WHAT THE TASK REQUIRES.
Reproduce the listing below exactly. Pictures do not belong in the copy.

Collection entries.
——————————
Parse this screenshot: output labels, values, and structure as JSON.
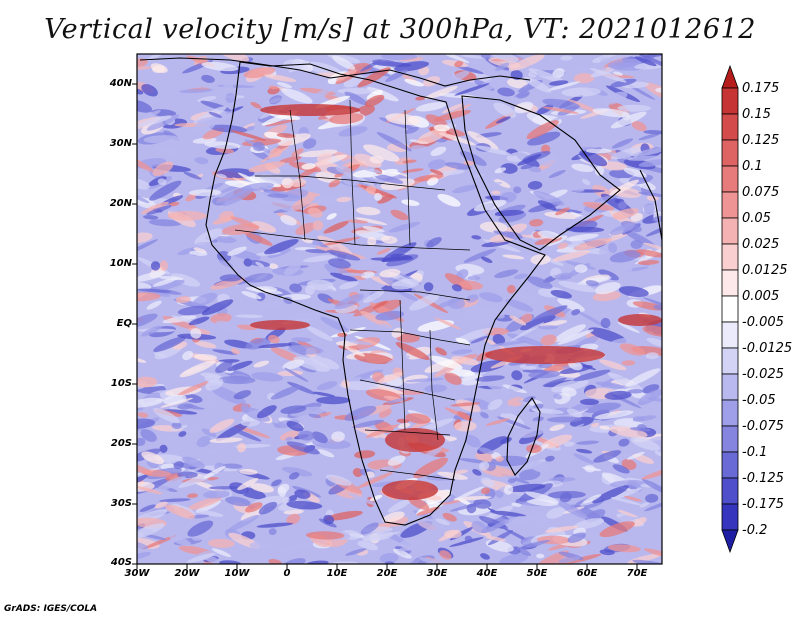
{
  "title": "Vertical velocity [m/s] at 300hPa, VT: 2021012612",
  "credit": "GrADS: IGES/COLA",
  "lat_labels": [
    "40N",
    "30N",
    "20N",
    "10N",
    "EQ",
    "10S",
    "20S",
    "30S",
    "40S"
  ],
  "lon_labels": [
    "30W",
    "20W",
    "10W",
    "0",
    "10E",
    "20E",
    "30E",
    "40E",
    "50E",
    "60E",
    "70E"
  ],
  "colorbar": {
    "labels": [
      "0.175",
      "0.15",
      "0.125",
      "0.1",
      "0.075",
      "0.05",
      "0.025",
      "0.0125",
      "0.005",
      "-0.005",
      "-0.0125",
      "-0.025",
      "-0.05",
      "-0.075",
      "-0.1",
      "-0.125",
      "-0.175",
      "-0.2"
    ],
    "colors": [
      "#b51c1c",
      "#c63434",
      "#d44b4b",
      "#de6363",
      "#e77a7a",
      "#ef9494",
      "#f4b2b2",
      "#f9cfcf",
      "#fde9e9",
      "#ffffff",
      "#ebebfb",
      "#d3d3f6",
      "#b9b9f0",
      "#9f9fe9",
      "#8585e0",
      "#6a6ad6",
      "#4f4fcb",
      "#3535bd",
      "#1f1fa6"
    ]
  },
  "map": {
    "lon_range": [
      -30,
      75
    ],
    "lat_range": [
      -40,
      45
    ],
    "colors": {
      "ocean_base": "#b8b8ef",
      "land_base": "#e9c9d6",
      "border": "#000000"
    }
  }
}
——————————
ANSWER.
Parse this screenshot: output labels, values, and structure as JSON.
{
  "title": "Vertical velocity [m/s] at 300hPa, VT: 2021012612",
  "credit": "GrADS: IGES/COLA",
  "lat_labels": [
    "40N",
    "30N",
    "20N",
    "10N",
    "EQ",
    "10S",
    "20S",
    "30S",
    "40S"
  ],
  "lon_labels": [
    "30W",
    "20W",
    "10W",
    "0",
    "10E",
    "20E",
    "30E",
    "40E",
    "50E",
    "60E",
    "70E"
  ],
  "colorbar": {
    "labels": [
      "0.175",
      "0.15",
      "0.125",
      "0.1",
      "0.075",
      "0.05",
      "0.025",
      "0.0125",
      "0.005",
      "-0.005",
      "-0.0125",
      "-0.025",
      "-0.05",
      "-0.075",
      "-0.1",
      "-0.125",
      "-0.175",
      "-0.2"
    ],
    "colors": [
      "#b51c1c",
      "#c63434",
      "#d44b4b",
      "#de6363",
      "#e77a7a",
      "#ef9494",
      "#f4b2b2",
      "#f9cfcf",
      "#fde9e9",
      "#ffffff",
      "#ebebfb",
      "#d3d3f6",
      "#b9b9f0",
      "#9f9fe9",
      "#8585e0",
      "#6a6ad6",
      "#4f4fcb",
      "#3535bd",
      "#1f1fa6"
    ]
  },
  "map": {
    "lon_range": [
      -30,
      75
    ],
    "lat_range": [
      -40,
      45
    ],
    "colors": {
      "ocean_base": "#b8b8ef",
      "land_base": "#e9c9d6",
      "border": "#000000"
    }
  }
}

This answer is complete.